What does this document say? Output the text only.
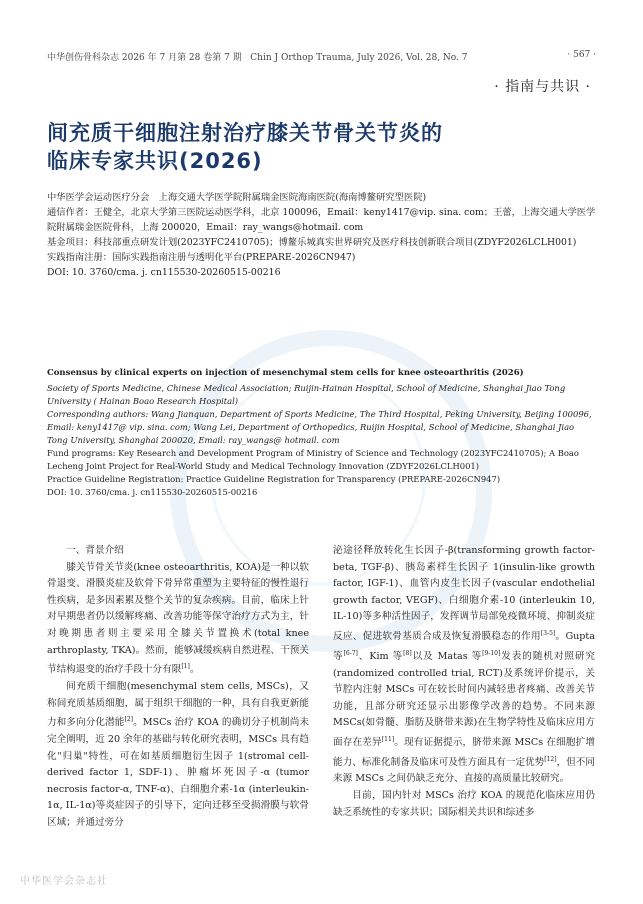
中华创伤骨科杂志 2026 年 7 月第 28 卷第 7 期 Chin J Orthop Trauma, July 2026, Vol. 28, No. 7	· 567 ·
· 指南与共识 ·
间充质干细胞注射治疗膝关节骨关节炎的
临床专家共识(2026)

中华医学会运动医疗分会　上海交通大学医学院附属瑞金医院海南医院(海南博鳌研究型医院)

通信作者：王健全，北京大学第三医院运动医学科，北京 100096，Email：keny1417@vip. sina. com；王蕾，上海交通大学医学院附属瑞金医院骨科，上海 200020，Email：ray_wangs@hotmail. com

基金项目：科技部重点研发计划(2023YFC2410705)；博鳌乐城真实世界研究及医疗科技创新联合项目(ZDYF2026LCLH001)

实践指南注册：国际实践指南注册与透明化平台(PREPARE-2026CN947)

DOI: 10. 3760/cma. j. cn115530-20260515-00216

Consensus by clinical experts on injection of mesenchymal stem cells for knee osteoarthritis (2026)

Society of Sports Medicine, Chinese Medical Association; Ruijin-Hainan Hospital, School of Medicine, Shanghai Jiao Tong University ( Hainan Boao Research Hospital)

Corresponding authors: Wang Jianquan, Department of Sports Medicine, The Third Hospital, Peking University, Beijing 100096, Email: keny1417@ vip. sina. com; Wang Lei, Department of Orthopedics, Ruijin Hospital, School of Medicine, Shanghai Jiao Tong University, Shanghai 200020, Email: ray_wangs@ hotmail. com

Fund programs: Key Research and Development Program of Ministry of Science and Technology (2023YFC2410705); A Boao Lecheng Joint Project for Real-World Study and Medical Technology Innovation (ZDYF2026LCLH001)

Practice Guideline Registration: Practice Guideline Registration for Transparency (PREPARE-2026CN947)

DOI: 10. 3760/cma. j. cn115530-20260515-00216

一、背景介绍

膝关节骨关节炎(knee osteoarthritis, KOA)是一种以软骨退变、滑膜炎症及软骨下骨异常重塑为主要特征的慢性退行性疾病，是多因素累及整个关节的复杂疾病。目前，临床上针对早期患者仍以缓解疼痛、改善功能等保守治疗方式为主，针对晚期患者则主要采用全膝关节置换术(total knee arthroplasty, TKA)。然而，能够减缓疾病自然进程、干预关节结构退变的治疗手段十分有限[1]。

间充质干细胞(mesenchymal stem cells, MSCs)，又称间充质基质细胞，属于组织干细胞的一种，具有自我更新能力和多向分化潜能[2]。MSCs 治疗 KOA 的确切分子机制尚未完全阐明，近 20 余年的基础与转化研究表明，MSCs 具有趋化"归巢"特性，可在如基质细胞衍生因子 1(stromal cell-derived factor 1, SDF-1)、肿瘤坏死因子-α (tumor necrosis factor-α, TNF-α)、白细胞介素-1α (interleukin-1α, IL-1α)等炎症因子的引导下，定向迁移至受损滑膜与软骨区域；并通过旁分

泌途径释放转化生长因子-β(transforming growth factor-beta, TGF-β)、胰岛素样生长因子 1(insulin-like growth factor, IGF-1)、血管内皮生长因子(vascular endothelial growth factor, VEGF)、白细胞介素-10 (interleukin 10, IL-10)等多种活性因子，发挥调节局部免疫微环境、抑制炎症反应、促进软骨基质合成及恢复滑膜稳态的作用[3-5]。Gupta 等[6-7]、Kim 等[8]以及 Matas 等[9-10]发表的随机对照研究(randomized controlled trial, RCT)及系统评价提示，关节腔内注射 MSCs 可在较长时间内减轻患者疼痛、改善关节功能，且部分研究还显示出影像学改善的趋势。不同来源 MSCs(如骨髓、脂肪及脐带来源)在生物学特性及临床应用方面存在差异[11]。现有证据提示，脐带来源 MSCs 在细胞扩增能力、标准化制备及临床可及性方面具有一定优势[12]，但不同来源 MSCs 之间仍缺乏充分、直接的高质量比较研究。

目前，国内针对 MSCs 治疗 KOA 的规范化临床应用仍缺乏系统性的专家共识；国际相关共识和综述多

中华医学会杂志社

= = = = =

What the task requires: Return the full listing above exactly as written, and omit the pictures.

Answer section:
What does this document say? Output the text only.
中华创伤骨科杂志 2026 年 7 月第 28 卷第 7 期 Chin J Orthop Trauma, July 2026, Vol. 28, No. 7	· 567 ·
· 指南与共识 ·
间充质干细胞注射治疗膝关节骨关节炎的
临床专家共识(2026)

中华医学会运动医疗分会　上海交通大学医学院附属瑞金医院海南医院(海南博鳌研究型医院)

通信作者：王健全，北京大学第三医院运动医学科，北京 100096，Email：keny1417@vip. sina. com；王蕾，上海交通大学医学院附属瑞金医院骨科，上海 200020，Email：ray_wangs@hotmail. com

基金项目：科技部重点研发计划(2023YFC2410705)；博鳌乐城真实世界研究及医疗科技创新联合项目(ZDYF2026LCLH001)

实践指南注册：国际实践指南注册与透明化平台(PREPARE-2026CN947)

DOI: 10. 3760/cma. j. cn115530-20260515-00216

Consensus by clinical experts on injection of mesenchymal stem cells for knee osteoarthritis (2026)

Society of Sports Medicine, Chinese Medical Association; Ruijin-Hainan Hospital, School of Medicine, Shanghai Jiao Tong University ( Hainan Boao Research Hospital)

Corresponding authors: Wang Jianquan, Department of Sports Medicine, The Third Hospital, Peking University, Beijing 100096, Email: keny1417@ vip. sina. com; Wang Lei, Department of Orthopedics, Ruijin Hospital, School of Medicine, Shanghai Jiao Tong University, Shanghai 200020, Email: ray_wangs@ hotmail. com

Fund programs: Key Research and Development Program of Ministry of Science and Technology (2023YFC2410705); A Boao Lecheng Joint Project for Real-World Study and Medical Technology Innovation (ZDYF2026LCLH001)

Practice Guideline Registration: Practice Guideline Registration for Transparency (PREPARE-2026CN947)

DOI: 10. 3760/cma. j. cn115530-20260515-00216

一、背景介绍

膝关节骨关节炎(knee osteoarthritis, KOA)是一种以软骨退变、滑膜炎症及软骨下骨异常重塑为主要特征的慢性退行性疾病，是多因素累及整个关节的复杂疾病。目前，临床上针对早期患者仍以缓解疼痛、改善功能等保守治疗方式为主，针对晚期患者则主要采用全膝关节置换术(total knee arthroplasty, TKA)。然而，能够减缓疾病自然进程、干预关节结构退变的治疗手段十分有限[1]。

间充质干细胞(mesenchymal stem cells, MSCs)，又称间充质基质细胞，属于组织干细胞的一种，具有自我更新能力和多向分化潜能[2]。MSCs 治疗 KOA 的确切分子机制尚未完全阐明，近 20 余年的基础与转化研究表明，MSCs 具有趋化"归巢"特性，可在如基质细胞衍生因子 1(stromal cell-derived factor 1, SDF-1)、肿瘤坏死因子-α (tumor necrosis factor-α, TNF-α)、白细胞介素-1α (interleukin-1α, IL-1α)等炎症因子的引导下，定向迁移至受损滑膜与软骨区域；并通过旁分

泌途径释放转化生长因子-β(transforming growth factor-beta, TGF-β)、胰岛素样生长因子 1(insulin-like growth factor, IGF-1)、血管内皮生长因子(vascular endothelial growth factor, VEGF)、白细胞介素-10 (interleukin 10, IL-10)等多种活性因子，发挥调节局部免疫微环境、抑制炎症反应、促进软骨基质合成及恢复滑膜稳态的作用[3-5]。Gupta 等[6-7]、Kim 等[8]以及 Matas 等[9-10]发表的随机对照研究(randomized controlled trial, RCT)及系统评价提示，关节腔内注射 MSCs 可在较长时间内减轻患者疼痛、改善关节功能，且部分研究还显示出影像学改善的趋势。不同来源 MSCs(如骨髓、脂肪及脐带来源)在生物学特性及临床应用方面存在差异[11]。现有证据提示，脐带来源 MSCs 在细胞扩增能力、标准化制备及临床可及性方面具有一定优势[12]，但不同来源 MSCs 之间仍缺乏充分、直接的高质量比较研究。

目前，国内针对 MSCs 治疗 KOA 的规范化临床应用仍缺乏系统性的专家共识；国际相关共识和综述多

中华医学会杂志社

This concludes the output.